= Saved entries =
==============================
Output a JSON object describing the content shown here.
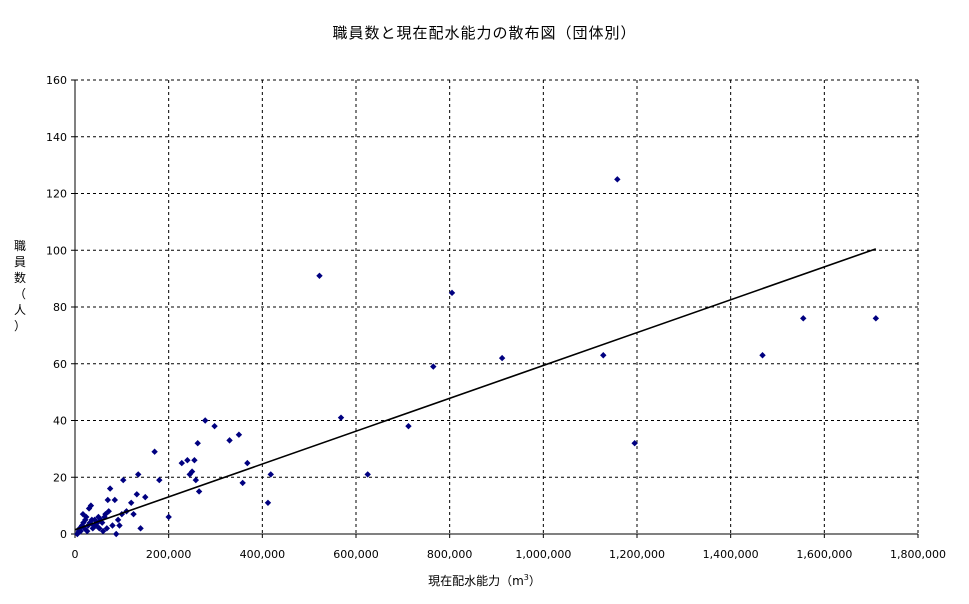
{
  "chart_data": {
    "type": "scatter",
    "title": "職員数と現在配水能力の散布図（団体別）",
    "xlabel": "現在配水能力（m",
    "xlabel_sup": "3",
    "xlabel_close": "）",
    "ylabel": "職員数（人）",
    "xlim": [
      0,
      1800000
    ],
    "ylim": [
      0,
      160
    ],
    "x_ticks": [
      0,
      200000,
      400000,
      600000,
      800000,
      1000000,
      1200000,
      1400000,
      1600000,
      1800000
    ],
    "x_tick_labels": [
      "0",
      "200,000",
      "400,000",
      "600,000",
      "800,000",
      "1,000,000",
      "1,200,000",
      "1,400,000",
      "1,600,000",
      "1,800,000"
    ],
    "y_ticks": [
      0,
      20,
      40,
      60,
      80,
      100,
      120,
      140,
      160
    ],
    "y_tick_labels": [
      "0",
      "20",
      "40",
      "60",
      "80",
      "100",
      "120",
      "140",
      "160"
    ],
    "grid": true,
    "marker_color": "#000080",
    "trendline": {
      "x": [
        0,
        1710000
      ],
      "y": [
        1.5,
        100.5
      ],
      "color": "#000000"
    },
    "points": [
      {
        "x": 5000,
        "y": 0
      },
      {
        "x": 8000,
        "y": 1
      },
      {
        "x": 10000,
        "y": 2
      },
      {
        "x": 12000,
        "y": 1
      },
      {
        "x": 15000,
        "y": 3
      },
      {
        "x": 17000,
        "y": 7
      },
      {
        "x": 18000,
        "y": 4
      },
      {
        "x": 20000,
        "y": 2
      },
      {
        "x": 22000,
        "y": 5
      },
      {
        "x": 24000,
        "y": 6
      },
      {
        "x": 26000,
        "y": 1
      },
      {
        "x": 28000,
        "y": 3
      },
      {
        "x": 30000,
        "y": 9
      },
      {
        "x": 32000,
        "y": 4
      },
      {
        "x": 34000,
        "y": 10
      },
      {
        "x": 36000,
        "y": 5
      },
      {
        "x": 38000,
        "y": 2
      },
      {
        "x": 40000,
        "y": 3
      },
      {
        "x": 42000,
        "y": 5
      },
      {
        "x": 45000,
        "y": 3
      },
      {
        "x": 48000,
        "y": 4
      },
      {
        "x": 50000,
        "y": 6
      },
      {
        "x": 52000,
        "y": 2
      },
      {
        "x": 55000,
        "y": 5
      },
      {
        "x": 58000,
        "y": 4
      },
      {
        "x": 60000,
        "y": 1
      },
      {
        "x": 63000,
        "y": 6
      },
      {
        "x": 65000,
        "y": 7
      },
      {
        "x": 68000,
        "y": 2
      },
      {
        "x": 70000,
        "y": 12
      },
      {
        "x": 72000,
        "y": 8
      },
      {
        "x": 75000,
        "y": 16
      },
      {
        "x": 80000,
        "y": 3
      },
      {
        "x": 85000,
        "y": 12
      },
      {
        "x": 88000,
        "y": 0
      },
      {
        "x": 92000,
        "y": 5
      },
      {
        "x": 95000,
        "y": 3
      },
      {
        "x": 100000,
        "y": 7
      },
      {
        "x": 103000,
        "y": 19
      },
      {
        "x": 110000,
        "y": 8
      },
      {
        "x": 120000,
        "y": 11
      },
      {
        "x": 125000,
        "y": 7
      },
      {
        "x": 132000,
        "y": 14
      },
      {
        "x": 135000,
        "y": 21
      },
      {
        "x": 140000,
        "y": 2
      },
      {
        "x": 150000,
        "y": 13
      },
      {
        "x": 170000,
        "y": 29
      },
      {
        "x": 180000,
        "y": 19
      },
      {
        "x": 200000,
        "y": 6
      },
      {
        "x": 228000,
        "y": 25
      },
      {
        "x": 240000,
        "y": 26
      },
      {
        "x": 245000,
        "y": 21
      },
      {
        "x": 250000,
        "y": 22
      },
      {
        "x": 255000,
        "y": 26
      },
      {
        "x": 258000,
        "y": 19
      },
      {
        "x": 262000,
        "y": 32
      },
      {
        "x": 265000,
        "y": 15
      },
      {
        "x": 278000,
        "y": 40
      },
      {
        "x": 298000,
        "y": 38
      },
      {
        "x": 330000,
        "y": 33
      },
      {
        "x": 350000,
        "y": 35
      },
      {
        "x": 358000,
        "y": 18
      },
      {
        "x": 368000,
        "y": 25
      },
      {
        "x": 412000,
        "y": 11
      },
      {
        "x": 418000,
        "y": 21
      },
      {
        "x": 522000,
        "y": 91
      },
      {
        "x": 568000,
        "y": 41
      },
      {
        "x": 625000,
        "y": 21
      },
      {
        "x": 712000,
        "y": 38
      },
      {
        "x": 765000,
        "y": 59
      },
      {
        "x": 805000,
        "y": 85
      },
      {
        "x": 912000,
        "y": 62
      },
      {
        "x": 1128000,
        "y": 63
      },
      {
        "x": 1158000,
        "y": 125
      },
      {
        "x": 1195000,
        "y": 32
      },
      {
        "x": 1468000,
        "y": 63
      },
      {
        "x": 1555000,
        "y": 76
      },
      {
        "x": 1710000,
        "y": 76
      }
    ]
  }
}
==============================
= Required task =
Produce an exact copy of each line of data, skipping embedded images.

= Solution to this task =
Output a JSON object describing the content shown here.
{
  "chart_data": {
    "type": "scatter",
    "title": "職員数と現在配水能力の散布図（団体別）",
    "xlabel": "現在配水能力（m",
    "xlabel_sup": "3",
    "xlabel_close": "）",
    "ylabel": "職員数（人）",
    "xlim": [
      0,
      1800000
    ],
    "ylim": [
      0,
      160
    ],
    "x_ticks": [
      0,
      200000,
      400000,
      600000,
      800000,
      1000000,
      1200000,
      1400000,
      1600000,
      1800000
    ],
    "x_tick_labels": [
      "0",
      "200,000",
      "400,000",
      "600,000",
      "800,000",
      "1,000,000",
      "1,200,000",
      "1,400,000",
      "1,600,000",
      "1,800,000"
    ],
    "y_ticks": [
      0,
      20,
      40,
      60,
      80,
      100,
      120,
      140,
      160
    ],
    "y_tick_labels": [
      "0",
      "20",
      "40",
      "60",
      "80",
      "100",
      "120",
      "140",
      "160"
    ],
    "grid": true,
    "marker_color": "#000080",
    "trendline": {
      "x": [
        0,
        1710000
      ],
      "y": [
        1.5,
        100.5
      ],
      "color": "#000000"
    },
    "points": [
      {
        "x": 5000,
        "y": 0
      },
      {
        "x": 8000,
        "y": 1
      },
      {
        "x": 10000,
        "y": 2
      },
      {
        "x": 12000,
        "y": 1
      },
      {
        "x": 15000,
        "y": 3
      },
      {
        "x": 17000,
        "y": 7
      },
      {
        "x": 18000,
        "y": 4
      },
      {
        "x": 20000,
        "y": 2
      },
      {
        "x": 22000,
        "y": 5
      },
      {
        "x": 24000,
        "y": 6
      },
      {
        "x": 26000,
        "y": 1
      },
      {
        "x": 28000,
        "y": 3
      },
      {
        "x": 30000,
        "y": 9
      },
      {
        "x": 32000,
        "y": 4
      },
      {
        "x": 34000,
        "y": 10
      },
      {
        "x": 36000,
        "y": 5
      },
      {
        "x": 38000,
        "y": 2
      },
      {
        "x": 40000,
        "y": 3
      },
      {
        "x": 42000,
        "y": 5
      },
      {
        "x": 45000,
        "y": 3
      },
      {
        "x": 48000,
        "y": 4
      },
      {
        "x": 50000,
        "y": 6
      },
      {
        "x": 52000,
        "y": 2
      },
      {
        "x": 55000,
        "y": 5
      },
      {
        "x": 58000,
        "y": 4
      },
      {
        "x": 60000,
        "y": 1
      },
      {
        "x": 63000,
        "y": 6
      },
      {
        "x": 65000,
        "y": 7
      },
      {
        "x": 68000,
        "y": 2
      },
      {
        "x": 70000,
        "y": 12
      },
      {
        "x": 72000,
        "y": 8
      },
      {
        "x": 75000,
        "y": 16
      },
      {
        "x": 80000,
        "y": 3
      },
      {
        "x": 85000,
        "y": 12
      },
      {
        "x": 88000,
        "y": 0
      },
      {
        "x": 92000,
        "y": 5
      },
      {
        "x": 95000,
        "y": 3
      },
      {
        "x": 100000,
        "y": 7
      },
      {
        "x": 103000,
        "y": 19
      },
      {
        "x": 110000,
        "y": 8
      },
      {
        "x": 120000,
        "y": 11
      },
      {
        "x": 125000,
        "y": 7
      },
      {
        "x": 132000,
        "y": 14
      },
      {
        "x": 135000,
        "y": 21
      },
      {
        "x": 140000,
        "y": 2
      },
      {
        "x": 150000,
        "y": 13
      },
      {
        "x": 170000,
        "y": 29
      },
      {
        "x": 180000,
        "y": 19
      },
      {
        "x": 200000,
        "y": 6
      },
      {
        "x": 228000,
        "y": 25
      },
      {
        "x": 240000,
        "y": 26
      },
      {
        "x": 245000,
        "y": 21
      },
      {
        "x": 250000,
        "y": 22
      },
      {
        "x": 255000,
        "y": 26
      },
      {
        "x": 258000,
        "y": 19
      },
      {
        "x": 262000,
        "y": 32
      },
      {
        "x": 265000,
        "y": 15
      },
      {
        "x": 278000,
        "y": 40
      },
      {
        "x": 298000,
        "y": 38
      },
      {
        "x": 330000,
        "y": 33
      },
      {
        "x": 350000,
        "y": 35
      },
      {
        "x": 358000,
        "y": 18
      },
      {
        "x": 368000,
        "y": 25
      },
      {
        "x": 412000,
        "y": 11
      },
      {
        "x": 418000,
        "y": 21
      },
      {
        "x": 522000,
        "y": 91
      },
      {
        "x": 568000,
        "y": 41
      },
      {
        "x": 625000,
        "y": 21
      },
      {
        "x": 712000,
        "y": 38
      },
      {
        "x": 765000,
        "y": 59
      },
      {
        "x": 805000,
        "y": 85
      },
      {
        "x": 912000,
        "y": 62
      },
      {
        "x": 1128000,
        "y": 63
      },
      {
        "x": 1158000,
        "y": 125
      },
      {
        "x": 1195000,
        "y": 32
      },
      {
        "x": 1468000,
        "y": 63
      },
      {
        "x": 1555000,
        "y": 76
      },
      {
        "x": 1710000,
        "y": 76
      }
    ]
  }
}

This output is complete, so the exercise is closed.